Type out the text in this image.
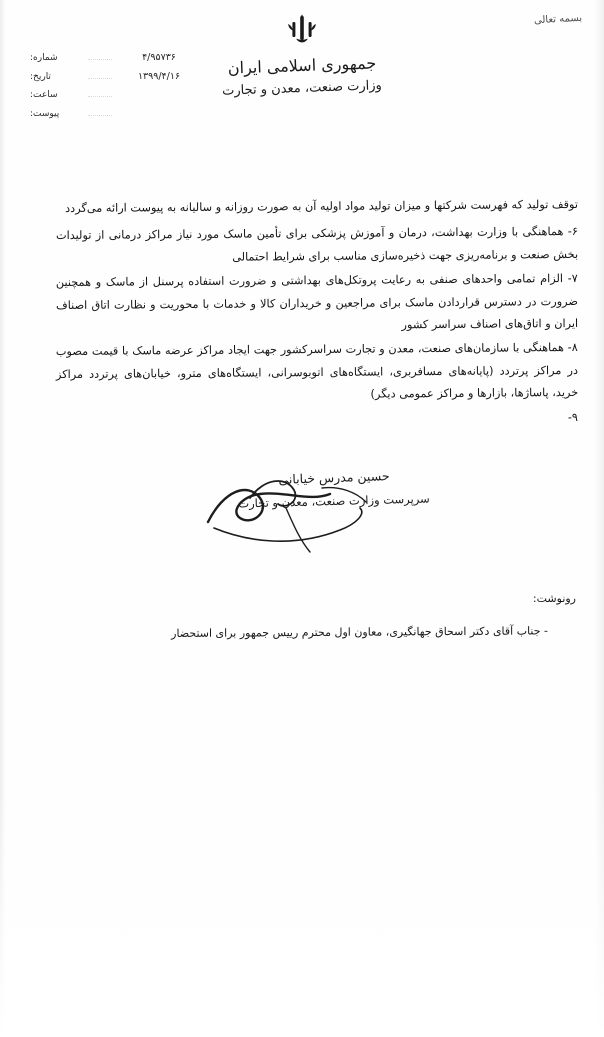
بسمه تعالی
جمهوری اسلامی ایران
وزارت صنعت، معدن و تجارت
۴/۹۵۷۳۶
شماره:
۱۳۹۹/۴/۱۶
تاریخ:
ساعت:
پیوست:

توقف تولید که فهرست شرکتها و میزان تولید مواد اولیه آن به صورت روزانه و سالیانه به پیوست ارائه می‌گردد

۶- هماهنگی با وزارت بهداشت، درمان و آموزش پزشکی برای تأمین ماسک مورد نیاز مراکز درمانی از تولیدات بخش صنعت و برنامه‌ریزی جهت ذخیره‌سازی مناسب برای شرایط احتمالی

۷- الزام تمامی واحدهای صنفی به رعایت پروتکل‌های بهداشتی و ضرورت استفاده پرسنل از ماسک و همچنین ضرورت در دسترس قراردادن ماسک برای مراجعین و خریداران کالا و خدمات با محوریت و نظارت اتاق اصناف ایران و اتاق‌های اصناف سراسر کشور

۸- هماهنگی با سازمان‌های صنعت، معدن و تجارت سراسرکشور جهت ایجاد مراکز عرضه ماسک با قیمت مصوب در مراکز پرتردد (پایانه‌های مسافربری، ایستگاه‌های اتوبوسرانی، ایستگاه‌های مترو، خیابان‌های پرتردد مراکز خرید، پاساژها، بازارها و مراکز عمومی دیگر)

۹-

حسین مدرس خیابانی
سرپرست وزارت صنعت، معدن و تجارت
رونوشت:
- جناب آقای دکتر اسحاق جهانگیری، معاون اول محترم رییس جمهور برای استحضار
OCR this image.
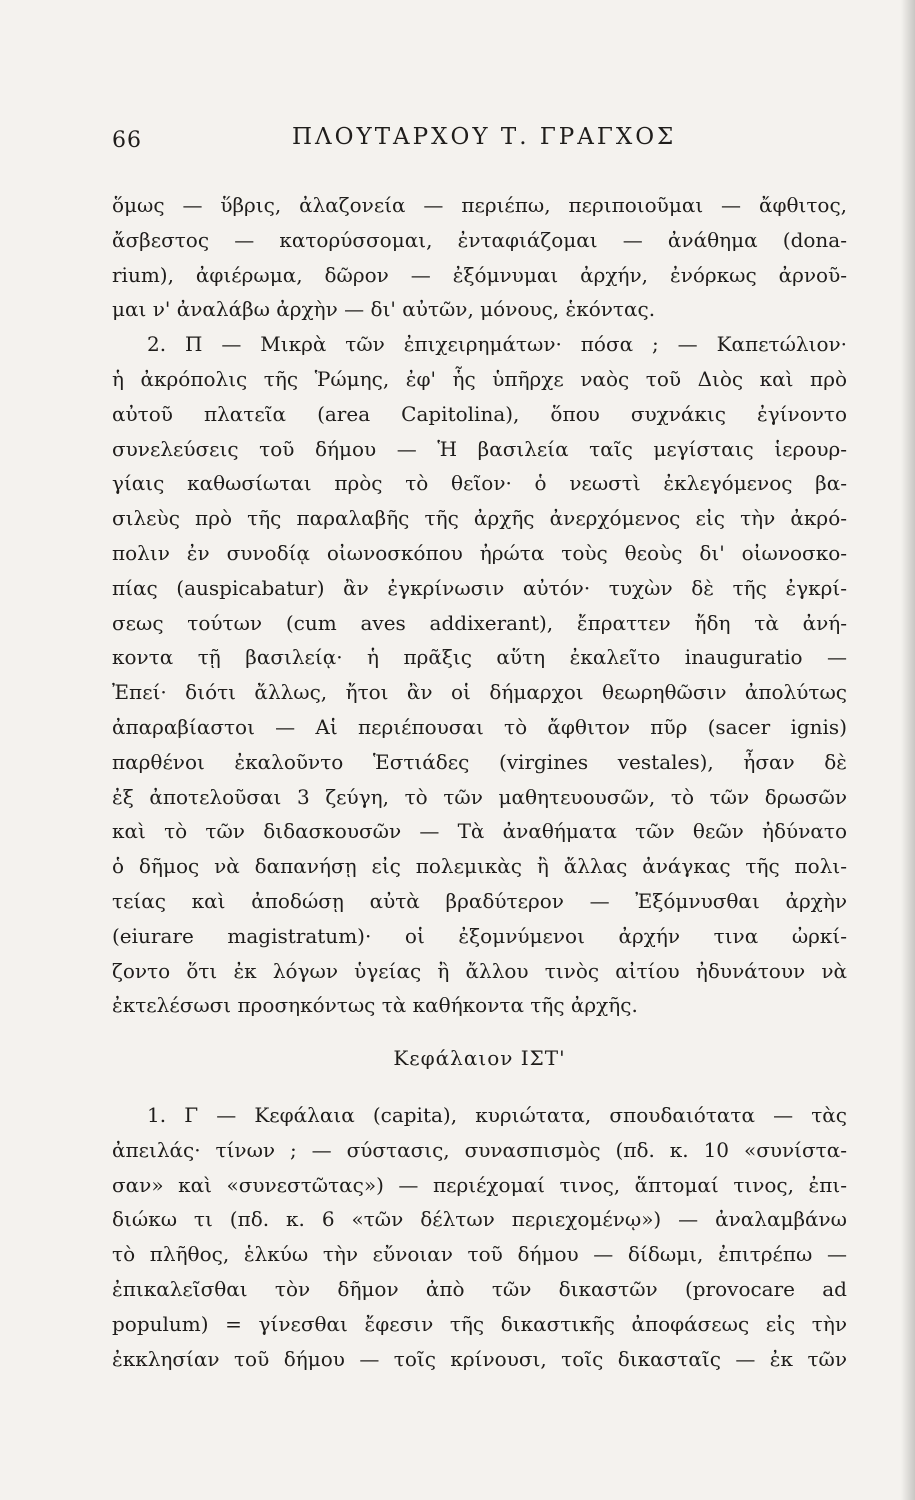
66	ΠΛΟΥΤΑΡΧΟΥ Τ. ΓΡΑΓΧΟΣ
ὅμως — ὕβρις, ἀλαζονεία — περιέπω, περιποιοῦμαι — ἄφθιτος,
ἄσβεστος — κατορύσσομαι, ἐνταφιάζομαι — ἀνάθημα (dona-
rium), ἀφιέρωμα, δῶρον — ἐξόμνυμαι ἀρχήν, ἐνόρκως ἀρνοῦ-
μαι ν' ἀναλάβω ἀρχὴν — δι' αὐτῶν, μόνους, ἑκόντας.
2. Π — Μικρὰ τῶν ἐπιχειρημάτων· πόσα ; — Καπετώλιον·
ἡ ἀκρόπολις τῆς Ῥώμης, ἐφ' ἧς ὑπῆρχε ναὸς τοῦ Διὸς καὶ πρὸ
αὐτοῦ πλατεῖα (area Capitolina), ὅπου συχνάκις ἐγίνοντο
συνελεύσεις τοῦ δήμου — Ἡ βασιλεία ταῖς μεγίσταις ἱερουρ-
γίαις καθωσίωται πρὸς τὸ θεῖον· ὁ νεωστὶ ἐκλεγόμενος βα-
σιλεὺς πρὸ τῆς παραλαβῆς τῆς ἀρχῆς ἀνερχόμενος εἰς τὴν ἀκρό-
πολιν ἐν συνοδίᾳ οἰωνοσκόπου ἠρώτα τοὺς θεοὺς δι' οἰωνοσκο-
πίας (auspicabatur) ἂν ἐγκρίνωσιν αὐτόν· τυχὼν δὲ τῆς ἐγκρί-
σεως τούτων (cum aves addixerant), ἔπραττεν ἤδη τὰ ἀνή-
κοντα τῇ βασιλείᾳ· ἡ πρᾶξις αὕτη ἐκαλεῖτο inauguratio —
Ἐπεί· διότι ἄλλως, ἤτοι ἂν οἱ δήμαρχοι θεωρηθῶσιν ἀπολύτως
ἀπαραβίαστοι — Αἱ περιέπουσαι τὸ ἄφθιτον πῦρ (sacer ignis)
παρθένοι ἐκαλοῦντο Ἑστιάδες (virgines vestales), ἦσαν δὲ
ἐξ ἀποτελοῦσαι 3 ζεύγη, τὸ τῶν μαθητευουσῶν, τὸ τῶν δρωσῶν
καὶ τὸ τῶν διδασκουσῶν — Τὰ ἀναθήματα τῶν θεῶν ἠδύνατο
ὁ δῆμος νὰ δαπανήσῃ εἰς πολεμικὰς ἢ ἄλλας ἀνάγκας τῆς πολι-
τείας καὶ ἀποδώσῃ αὐτὰ βραδύτερον — Ἐξόμνυσθαι ἀρχὴν
(eiurare magistratum)· οἱ ἐξομνύμενοι ἀρχήν τινα ὠρκί-
ζοντο ὅτι ἐκ λόγων ὑγείας ἢ ἄλλου τινὸς αἰτίου ἠδυνάτουν νὰ
ἐκτελέσωσι προσηκόντως τὰ καθήκοντα τῆς ἀρχῆς.
Κεφάλαιον ΙΣΤ'
1. Γ — Κεφάλαια (capita), κυριώτατα, σπουδαιότατα — τὰς
ἀπειλάς· τίνων ; — σύστασις, συνασπισμὸς (πδ. κ. 10 «συνίστα-
σαν» καὶ «συνεστῶτας») — περιέχομαί τινος, ἅπτομαί τινος, ἐπι-
διώκω τι (πδ. κ. 6 «τῶν δέλτων περιεχομένῳ») — ἀναλαμβάνω
τὸ πλῆθος, ἑλκύω τὴν εὔνοιαν τοῦ δήμου — δίδωμι, ἐπιτρέπω —
ἐπικαλεῖσθαι τὸν δῆμον ἀπὸ τῶν δικαστῶν (provocare ad
populum) = γίνεσθαι ἔφεσιν τῆς δικαστικῆς ἀποφάσεως εἰς τὴν
ἐκκλησίαν τοῦ δήμου — τοῖς κρίνουσι, τοῖς δικασταῖς — ἐκ τῶν
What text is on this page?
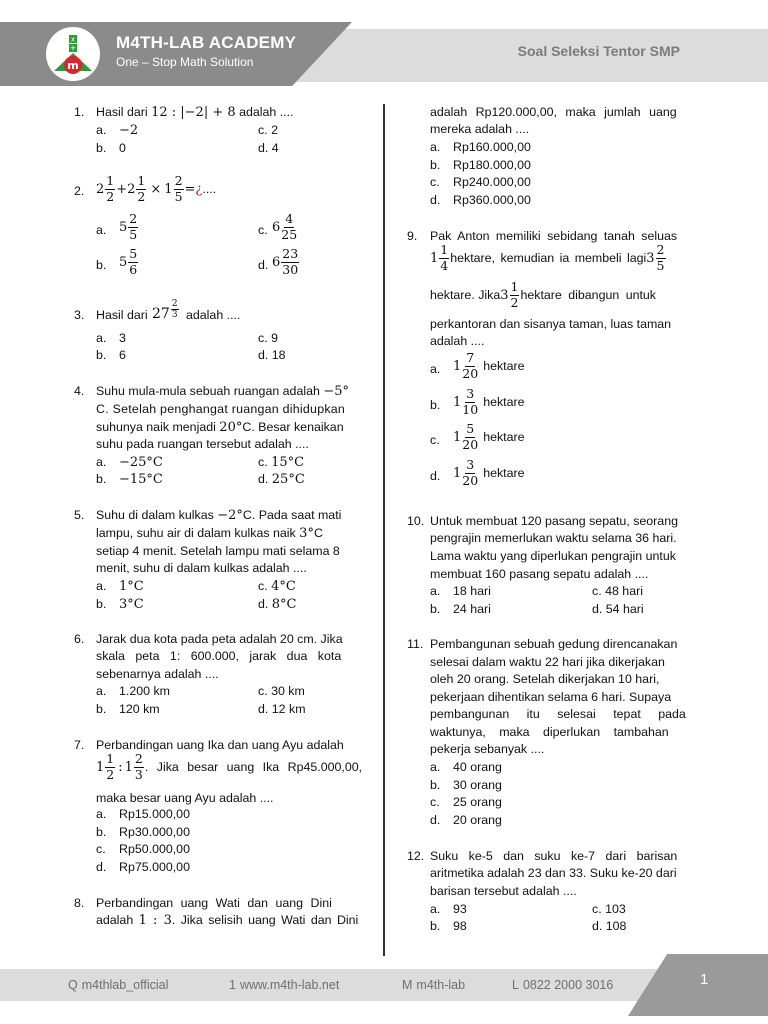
x
+
m
M4TH-LAB ACADEMY
One – Stop Math Solution
Soal Seleksi Tentor SMP
1. Hasil dari 12 : |−2| + 8 adalah ....
a. −2
b. 0
c. 2
d. 4
2. $2 \frac{1}{2} + 2 \frac{1}{2} \times 1 \frac{2}{5}$ = ¿ ....
a. $5 \frac{2}{5}$
b. $5 \frac{5}{6}$
c. $6 \frac{4}{25}$
d. $6 \frac{23}{30}$
3. Hasil dari $27 \frac{2}{3}$ adalah ....
a. 3
b. 6
c. 9
d. 18
4. Suhu mula-mula sebuah ruangan adalah −5°
C. Setelah penghangat ruangan dihidupkan
suhunya naik menjadi 20°C. Besar kenaikan
suhu pada ruangan tersebut adalah ....
a. −25°C
b. −15°C
c. 15°C
d. 25°C
5. Suhu di dalam kulkas −2°C. Pada saat mati
lampu, suhu air di dalam kulkas naik 3°C
setiap 4 menit. Setelah lampu mati selama 8
menit, suhu di dalam kulkas adalah ....
a. 1°C
b. 3°C
c. 4°C
d. 8°C
6. Jarak dua kota pada peta adalah 20 cm. Jika
skala peta 1: 600.000, jarak dua kota
sebenarnya adalah ....
a. 1.200 km
b. 120 km
c. 30 km
d. 12 km
7. Perbandingan uang Ika dan uang Ayu adalah
$1 \frac{1}{2}$ : $1 \frac{2}{3}$ . Jika besar uang Ika Rp45.000,00,
maka besar uang Ayu adalah ....
a. Rp15.000,00
b. Rp30.000,00
c. Rp50.000,00
d. Rp75.000,00
8. Perbandingan uang Wati dan uang Dini
adalah 1 : 3. Jika selisih uang Wati dan Dini
adalah Rp120.000,00, maka jumlah uang
mereka adalah ....
a. Rp160.000,00
b. Rp180.000,00
c. Rp240.000,00
d. Rp360.000,00
9. Pak Anton memiliki sebidang tanah seluas
$1 \frac{1}{4}$ hektare, kemudian ia membeli lagi $3 \frac{2}{5}$
hektare. Jika $3 \frac{1}{2}$ hektare dibangun untuk
perkantoran dan sisanya taman, luas taman
adalah ....
a. $1 \frac{7}{20}$ hektare
b. $1 \frac{3}{10}$ hektare
c. $1 \frac{5}{20}$ hektare
d. $1 \frac{3}{20}$ hektare
10. Untuk membuat 120 pasang sepatu, seorang
pengrajin memerlukan waktu selama 36 hari.
Lama waktu yang diperlukan pengrajin untuk
membuat 160 pasang sepatu adalah ....
a. 18 hari
b. 24 hari
c. 48 hari
d. 54 hari
11. Pembangunan sebuah gedung direncanakan
selesai dalam waktu 22 hari jika dikerjakan
oleh 20 orang. Setelah dikerjakan 10 hari,
pekerjaan dihentikan selama 6 hari. Supaya
pembangunan itu selesai tepat pada
waktunya, maka diperlukan tambahan
pekerja sebanyak ....
a. 40 orang
b. 30 orang
c. 25 orang
d. 20 orang
12. Suku ke-5 dan suku ke-7 dari barisan
aritmetika adalah 23 dan 33. Suku ke-20 dari
barisan tersebut adalah ....
a. 93
b. 98
c. 103
d. 108
Q m4thlab_official	1 www.m4th-lab.net	M m4th-lab	L 0822 2000 3016	1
____________________
◆ **DIRECTIVE**:
Write down every line of the data above that includes the string "lampu".

◆ **ANSWER TO THIS EXERCISE**:
lampu, suhu air di dalam kulkas naik 3°C
setiap 4 menit. Setelah lampu mati selama 8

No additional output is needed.